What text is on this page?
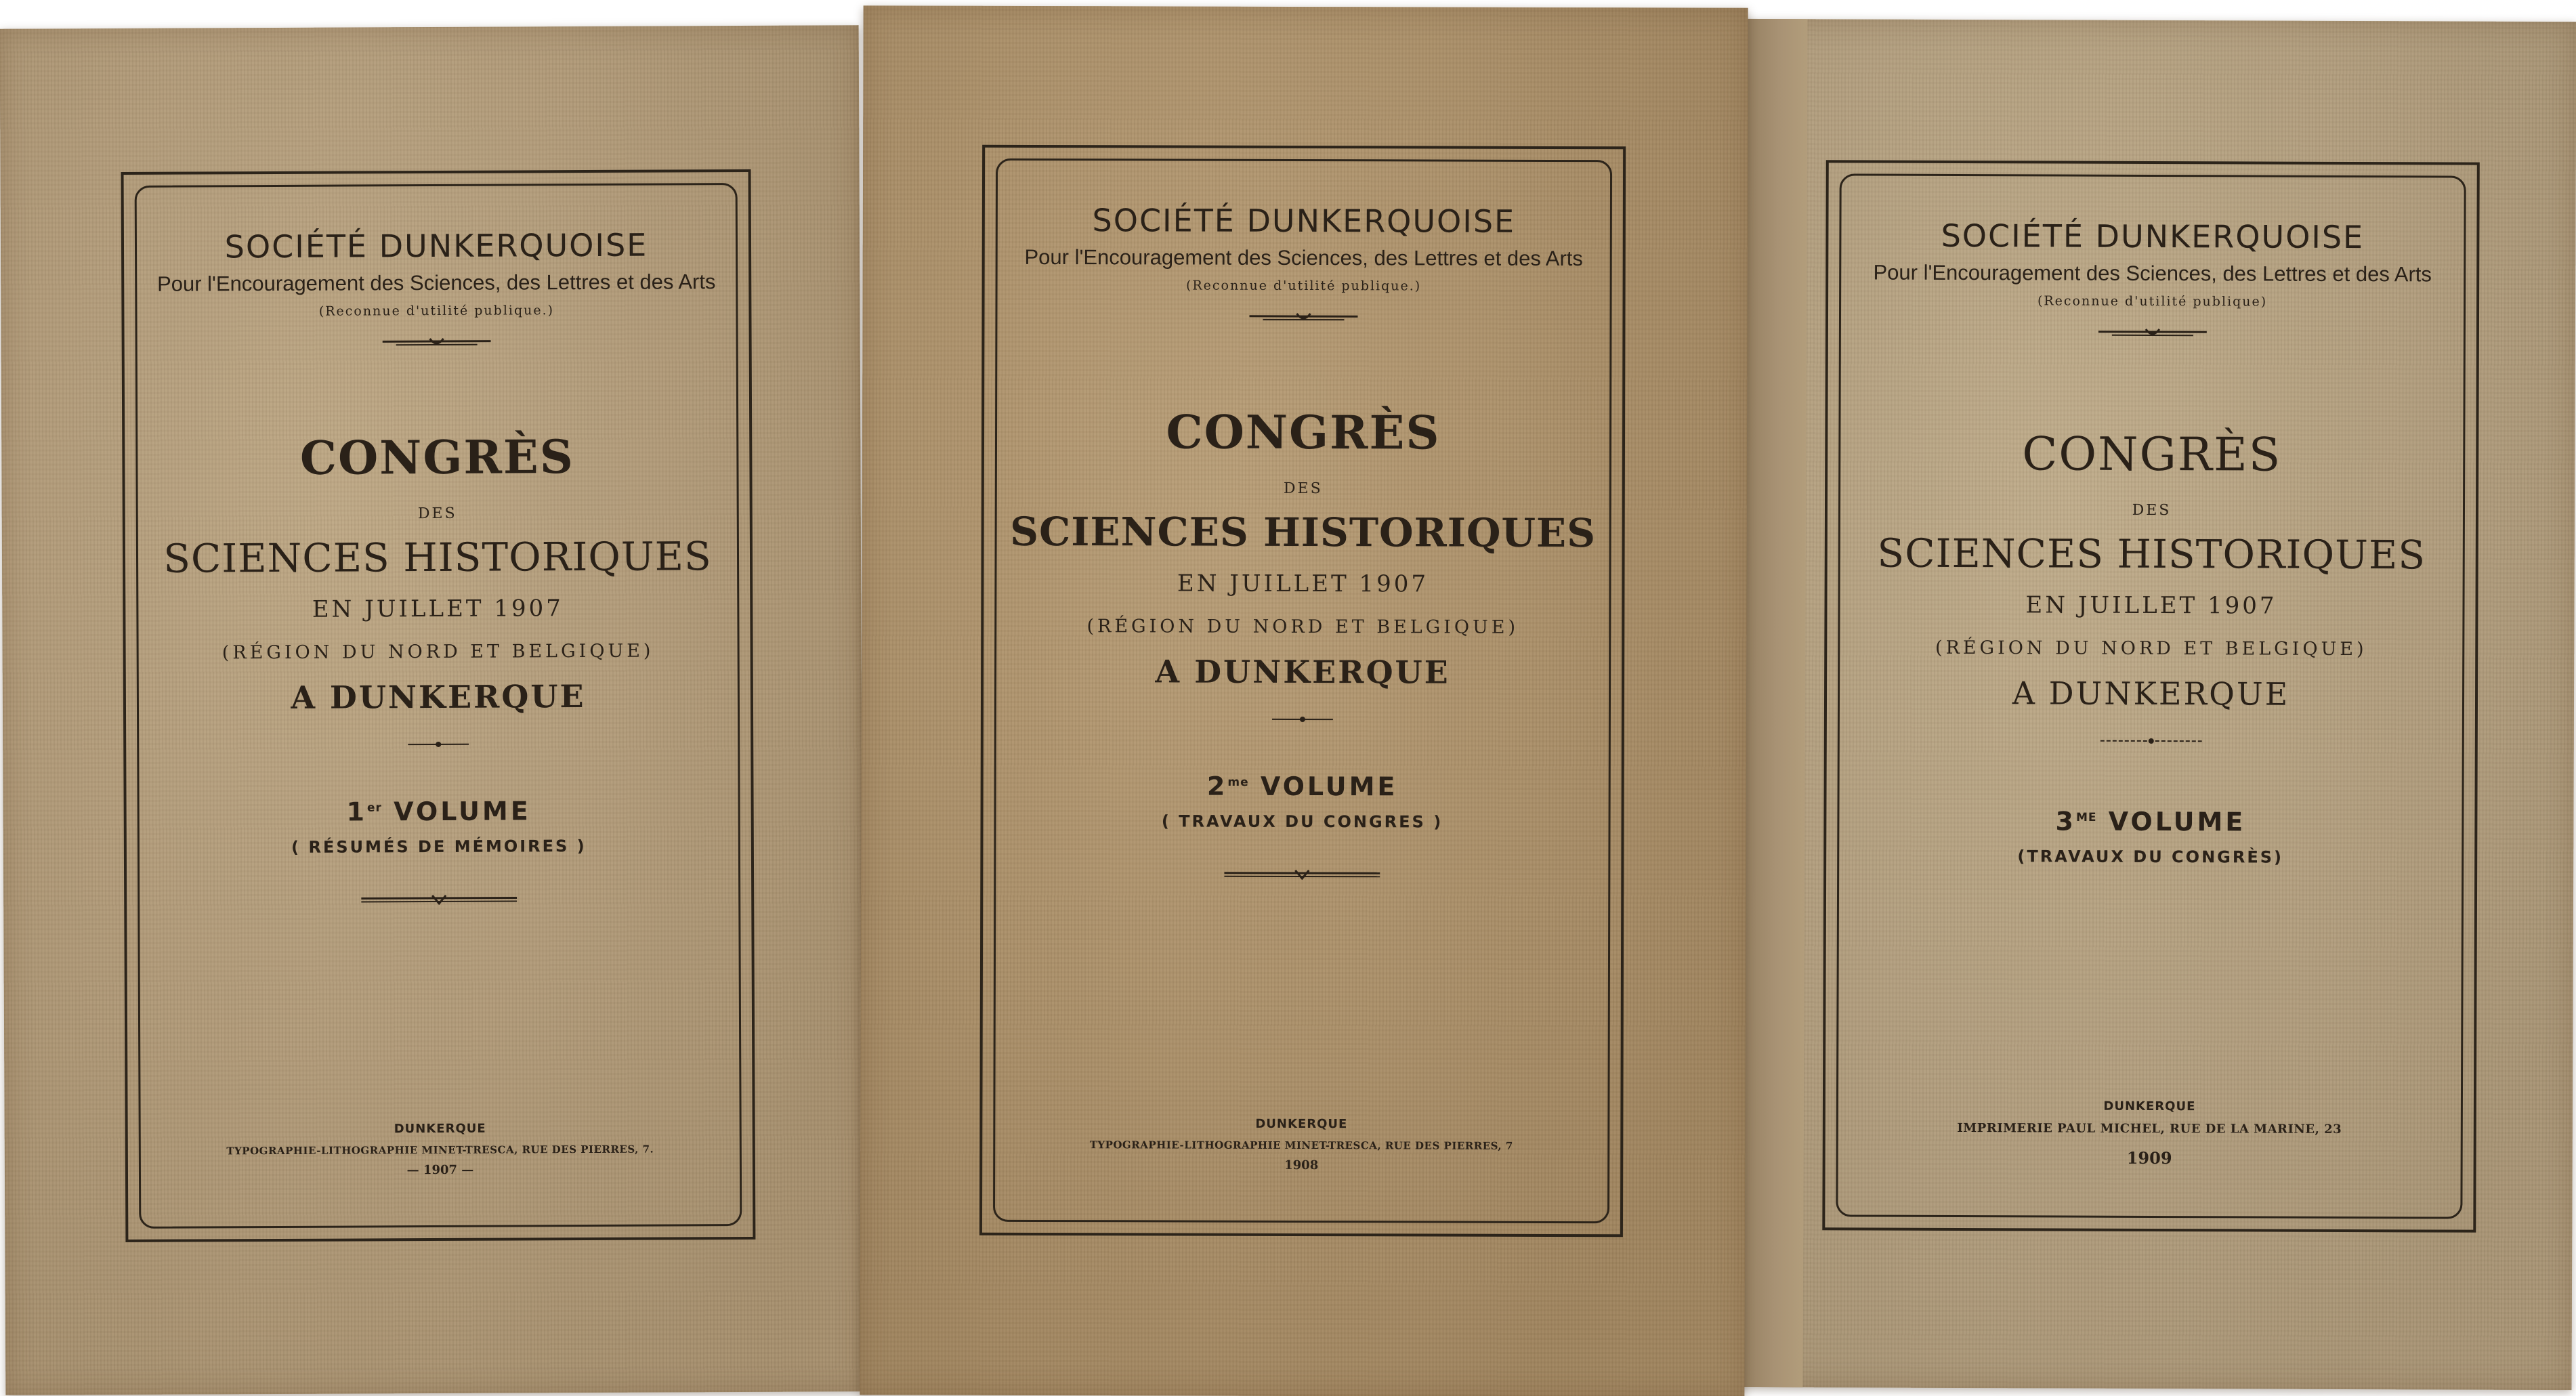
SOCIÉTÉ DUNKERQUOISE
Pour l'Encouragement des Sciences, des Lettres et des Arts
(Reconnue d'utilité publique.)
CONGRÈS
DES
SCIENCES HISTORIQUES
EN JUILLET 1907
(RÉGION DU NORD ET BELGIQUE)
A DUNKERQUE
1er VOLUME
( RÉSUMÉS DE MÉMOIRES )
DUNKERQUE
TYPOGRAPHIE-LITHOGRAPHIE MINET-TRESCA, RUE DES PIERRES, 7.
— 1907 —
SOCIÉTÉ DUNKERQUOISE
Pour l'Encouragement des Sciences, des Lettres et des Arts
(Reconnue d'utilité publique.)
CONGRÈS
DES
SCIENCES HISTORIQUES
EN JUILLET 1907
(RÉGION DU NORD ET BELGIQUE)
A DUNKERQUE
$2^{me}$ VOLUME
( TRAVAUX DU CONGRES )
DUNKERQUE
TYPOGRAPHIE-LITHOGRAPHIE MINET-TRESCA, RUE DES PIERRES, 7
1908
SOCIÉTÉ DUNKERQUOISE
Pour l'Encouragement des Sciences, des Lettres et des Arts
(Reconnue d'utilité publique)
CONGRÈS
DES
SCIENCES HISTORIQUES
EN JUILLET 1907
(RÉGION DU NORD ET BELGIQUE)
A DUNKERQUE
$3^{ME}$ VOLUME
(TRAVAUX DU CONGRÈS)
DUNKERQUE
IMPRIMERIE PAUL MICHEL, RUE DE LA MARINE, 23
1909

☆ ☆ ☆ ☆ ☆

Exercise prompt » Write out the full set of lines verbatim, without the pictures.

Task answer »
What text is on this page?
SOCIÉTÉ DUNKERQUOISE
Pour l'Encouragement des Sciences, des Lettres et des Arts
(Reconnue d'utilité publique.)
CONGRÈS
DES
SCIENCES HISTORIQUES
EN JUILLET 1907
(RÉGION DU NORD ET BELGIQUE)
A DUNKERQUE
1er VOLUME
( RÉSUMÉS DE MÉMOIRES )
DUNKERQUE
TYPOGRAPHIE-LITHOGRAPHIE MINET-TRESCA, RUE DES PIERRES, 7.
— 1907 —
SOCIÉTÉ DUNKERQUOISE
Pour l'Encouragement des Sciences, des Lettres et des Arts
(Reconnue d'utilité publique.)
CONGRÈS
DES
SCIENCES HISTORIQUES
EN JUILLET 1907
(RÉGION DU NORD ET BELGIQUE)
A DUNKERQUE
$2^{me}$ VOLUME
( TRAVAUX DU CONGRES )
DUNKERQUE
TYPOGRAPHIE-LITHOGRAPHIE MINET-TRESCA, RUE DES PIERRES, 7
1908
SOCIÉTÉ DUNKERQUOISE
Pour l'Encouragement des Sciences, des Lettres et des Arts
(Reconnue d'utilité publique)
CONGRÈS
DES
SCIENCES HISTORIQUES
EN JUILLET 1907
(RÉGION DU NORD ET BELGIQUE)
A DUNKERQUE
$3^{ME}$ VOLUME
(TRAVAUX DU CONGRÈS)
DUNKERQUE
IMPRIMERIE PAUL MICHEL, RUE DE LA MARINE, 23
1909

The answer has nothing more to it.